▶ **YOUR TASKS**:
• A. Answer these questions about the post on denumerable sets:
(i) What two meanings of "denumerable" does the post list?
(ii) On what date was the post closed?
(iii) At what level of mathematics are MathOverflow questions expected to be?
• B. Repeat the part of the post on denumerable sets between "I have seen" and "edit the question.", inclusive.

▶ **TEXT SHOWN**:

--------------------------------------------------

# Denumerable sets [closed]

I have seen recently the use of "denumerable" to mean one of:

• countably infinite

• countable

Do you condone the use of denumerable to mean any of the above? Which one?

-

## closed as off topic by Harry Gindi, gowers, José Figueroa-O'Farrill, Tom Leinster, Loop SpaceApr 9 '10 at 14:05

Questions on MathOverflow are expected to relate to research level mathematics within the scope defined by the community. Consider editing the question or leaving comments for improvement if you believe the question can be reworded to fit within the scope. Read more about reopening questions here.If this question can be reworded to fit the rules in the help center, please edit the question.

--------------------------------------------------

(Dataset excerpts)

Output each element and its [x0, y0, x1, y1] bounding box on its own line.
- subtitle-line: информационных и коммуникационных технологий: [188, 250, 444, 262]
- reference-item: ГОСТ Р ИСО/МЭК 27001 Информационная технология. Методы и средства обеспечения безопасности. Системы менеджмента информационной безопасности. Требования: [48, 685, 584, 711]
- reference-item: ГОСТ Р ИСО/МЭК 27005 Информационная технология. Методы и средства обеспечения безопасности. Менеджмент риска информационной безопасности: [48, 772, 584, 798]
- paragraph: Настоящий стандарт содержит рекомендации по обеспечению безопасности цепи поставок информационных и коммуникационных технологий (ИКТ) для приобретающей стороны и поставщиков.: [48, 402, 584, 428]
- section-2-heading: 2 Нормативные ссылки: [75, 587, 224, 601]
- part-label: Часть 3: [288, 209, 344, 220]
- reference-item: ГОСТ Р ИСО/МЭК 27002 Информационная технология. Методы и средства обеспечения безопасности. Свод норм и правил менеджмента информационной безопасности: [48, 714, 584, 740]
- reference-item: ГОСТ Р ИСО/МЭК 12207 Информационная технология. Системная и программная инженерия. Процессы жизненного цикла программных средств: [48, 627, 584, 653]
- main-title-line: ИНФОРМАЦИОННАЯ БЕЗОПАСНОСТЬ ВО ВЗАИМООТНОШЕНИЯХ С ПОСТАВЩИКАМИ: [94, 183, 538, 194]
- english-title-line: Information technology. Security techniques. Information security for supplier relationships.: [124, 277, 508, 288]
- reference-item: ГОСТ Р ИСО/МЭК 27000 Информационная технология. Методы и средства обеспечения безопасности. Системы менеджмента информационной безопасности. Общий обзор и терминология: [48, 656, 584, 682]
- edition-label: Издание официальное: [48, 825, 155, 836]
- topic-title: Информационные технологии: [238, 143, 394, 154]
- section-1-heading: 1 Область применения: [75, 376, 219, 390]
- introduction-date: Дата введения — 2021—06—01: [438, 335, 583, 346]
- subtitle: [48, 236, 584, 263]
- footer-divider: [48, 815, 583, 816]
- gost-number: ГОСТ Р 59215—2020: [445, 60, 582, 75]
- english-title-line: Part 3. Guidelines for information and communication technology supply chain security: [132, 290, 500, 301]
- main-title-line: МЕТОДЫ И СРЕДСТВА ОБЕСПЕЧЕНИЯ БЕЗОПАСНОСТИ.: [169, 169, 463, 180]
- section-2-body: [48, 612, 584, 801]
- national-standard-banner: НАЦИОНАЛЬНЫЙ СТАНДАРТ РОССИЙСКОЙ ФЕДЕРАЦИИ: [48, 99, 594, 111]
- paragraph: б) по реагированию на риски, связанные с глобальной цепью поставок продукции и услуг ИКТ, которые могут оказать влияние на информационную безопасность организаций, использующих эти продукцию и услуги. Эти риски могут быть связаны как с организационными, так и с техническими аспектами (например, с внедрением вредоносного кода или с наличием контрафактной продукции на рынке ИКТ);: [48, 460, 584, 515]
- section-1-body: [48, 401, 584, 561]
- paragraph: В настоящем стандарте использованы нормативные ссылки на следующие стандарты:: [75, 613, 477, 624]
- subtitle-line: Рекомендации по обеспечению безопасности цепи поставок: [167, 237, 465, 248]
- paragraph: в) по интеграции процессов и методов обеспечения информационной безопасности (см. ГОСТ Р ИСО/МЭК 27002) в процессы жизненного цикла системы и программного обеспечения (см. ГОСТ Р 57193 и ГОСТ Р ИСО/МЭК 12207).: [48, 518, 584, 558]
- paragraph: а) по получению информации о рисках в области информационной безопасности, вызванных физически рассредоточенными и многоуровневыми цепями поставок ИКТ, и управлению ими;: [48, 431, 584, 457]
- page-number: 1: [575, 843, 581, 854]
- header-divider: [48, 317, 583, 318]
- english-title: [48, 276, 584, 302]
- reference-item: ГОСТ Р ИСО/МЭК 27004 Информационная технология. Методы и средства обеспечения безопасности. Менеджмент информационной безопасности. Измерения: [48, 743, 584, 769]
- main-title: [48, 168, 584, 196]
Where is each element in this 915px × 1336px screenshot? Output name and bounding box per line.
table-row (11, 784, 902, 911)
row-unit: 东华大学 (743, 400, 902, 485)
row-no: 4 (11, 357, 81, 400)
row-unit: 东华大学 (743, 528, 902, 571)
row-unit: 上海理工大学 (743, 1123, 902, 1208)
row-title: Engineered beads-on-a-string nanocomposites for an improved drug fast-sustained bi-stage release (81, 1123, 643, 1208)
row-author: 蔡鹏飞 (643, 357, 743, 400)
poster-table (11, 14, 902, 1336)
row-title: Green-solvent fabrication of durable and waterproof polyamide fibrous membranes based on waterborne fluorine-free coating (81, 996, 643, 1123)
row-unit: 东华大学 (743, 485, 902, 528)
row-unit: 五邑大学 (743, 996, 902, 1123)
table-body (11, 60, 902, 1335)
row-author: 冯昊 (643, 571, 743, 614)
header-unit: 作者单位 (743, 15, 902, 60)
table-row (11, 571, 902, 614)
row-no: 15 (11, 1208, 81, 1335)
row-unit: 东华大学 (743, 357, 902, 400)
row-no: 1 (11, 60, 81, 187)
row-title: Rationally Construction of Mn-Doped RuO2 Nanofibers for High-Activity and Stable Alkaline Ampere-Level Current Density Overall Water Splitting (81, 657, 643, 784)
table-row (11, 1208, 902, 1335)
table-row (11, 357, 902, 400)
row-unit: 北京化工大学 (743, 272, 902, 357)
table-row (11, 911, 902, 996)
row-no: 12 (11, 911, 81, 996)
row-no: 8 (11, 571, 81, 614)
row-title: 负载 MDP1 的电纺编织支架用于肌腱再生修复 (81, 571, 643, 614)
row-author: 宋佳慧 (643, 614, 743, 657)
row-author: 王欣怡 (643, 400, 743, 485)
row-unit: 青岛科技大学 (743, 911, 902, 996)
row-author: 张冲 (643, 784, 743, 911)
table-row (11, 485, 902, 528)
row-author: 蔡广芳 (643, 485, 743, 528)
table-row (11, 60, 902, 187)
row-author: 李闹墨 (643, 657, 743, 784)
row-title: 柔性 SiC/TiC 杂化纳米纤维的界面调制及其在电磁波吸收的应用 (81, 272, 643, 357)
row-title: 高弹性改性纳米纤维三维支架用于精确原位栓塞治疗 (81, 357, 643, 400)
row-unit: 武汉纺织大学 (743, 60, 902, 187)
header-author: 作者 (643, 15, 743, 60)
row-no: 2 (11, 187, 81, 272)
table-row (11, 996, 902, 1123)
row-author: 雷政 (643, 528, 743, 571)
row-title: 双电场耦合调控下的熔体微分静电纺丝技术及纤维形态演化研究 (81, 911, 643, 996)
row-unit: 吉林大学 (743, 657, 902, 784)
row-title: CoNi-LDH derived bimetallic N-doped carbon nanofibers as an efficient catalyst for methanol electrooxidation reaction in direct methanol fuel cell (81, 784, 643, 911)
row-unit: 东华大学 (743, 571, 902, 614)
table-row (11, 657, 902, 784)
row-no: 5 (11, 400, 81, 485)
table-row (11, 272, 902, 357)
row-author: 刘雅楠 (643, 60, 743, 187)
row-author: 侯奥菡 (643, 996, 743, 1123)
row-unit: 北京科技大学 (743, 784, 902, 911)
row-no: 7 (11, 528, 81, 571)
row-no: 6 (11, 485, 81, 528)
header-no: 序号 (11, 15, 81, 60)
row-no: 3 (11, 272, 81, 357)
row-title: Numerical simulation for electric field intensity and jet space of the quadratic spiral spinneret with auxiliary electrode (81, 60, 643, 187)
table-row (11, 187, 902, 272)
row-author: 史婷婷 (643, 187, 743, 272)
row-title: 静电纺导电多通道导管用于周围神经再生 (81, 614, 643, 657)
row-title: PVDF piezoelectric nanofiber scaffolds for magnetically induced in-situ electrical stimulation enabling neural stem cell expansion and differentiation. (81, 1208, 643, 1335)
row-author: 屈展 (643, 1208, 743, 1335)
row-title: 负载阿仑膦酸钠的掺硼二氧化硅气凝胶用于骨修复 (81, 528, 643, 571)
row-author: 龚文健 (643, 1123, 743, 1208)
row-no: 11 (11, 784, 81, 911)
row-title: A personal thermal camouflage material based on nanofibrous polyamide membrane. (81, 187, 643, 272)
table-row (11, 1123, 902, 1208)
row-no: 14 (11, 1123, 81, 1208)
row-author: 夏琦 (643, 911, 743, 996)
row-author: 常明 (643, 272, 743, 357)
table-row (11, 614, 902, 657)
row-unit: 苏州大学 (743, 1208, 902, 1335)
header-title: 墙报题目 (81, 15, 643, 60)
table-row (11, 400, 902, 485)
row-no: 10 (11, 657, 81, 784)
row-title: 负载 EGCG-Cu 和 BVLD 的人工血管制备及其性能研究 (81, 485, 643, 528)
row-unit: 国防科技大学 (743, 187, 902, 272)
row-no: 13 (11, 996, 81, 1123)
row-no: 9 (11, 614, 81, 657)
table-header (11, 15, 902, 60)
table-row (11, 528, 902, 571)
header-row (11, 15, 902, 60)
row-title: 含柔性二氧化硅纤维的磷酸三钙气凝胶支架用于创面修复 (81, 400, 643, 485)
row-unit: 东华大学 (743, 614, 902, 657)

--------------------------------------------------

▶ **WRITTEN ANSWERS**:
• A.
(i) Countably infinite, and countable.
(ii) Apr 9 '10.
(iii) Research level.

• B.
I have seen recently the use of "denumerable" to mean one of:

• countably infinite

• countable

Do you condone the use of denumerable to mean any of the above? Which one?

-

## closed as off topic by Harry Gindi, gowers, José Figueroa-O'Farrill, Tom Leinster, Loop SpaceApr 9 '10 at 14:05

Questions on MathOverflow are expected to relate to research level mathematics within the scope defined by the community. Consider editing the question or leaving comments for improvement if you believe the question can be reworded to fit within the scope. Read more about reopening questions here.If this question can be reworded to fit the rules in the help center, please edit the question.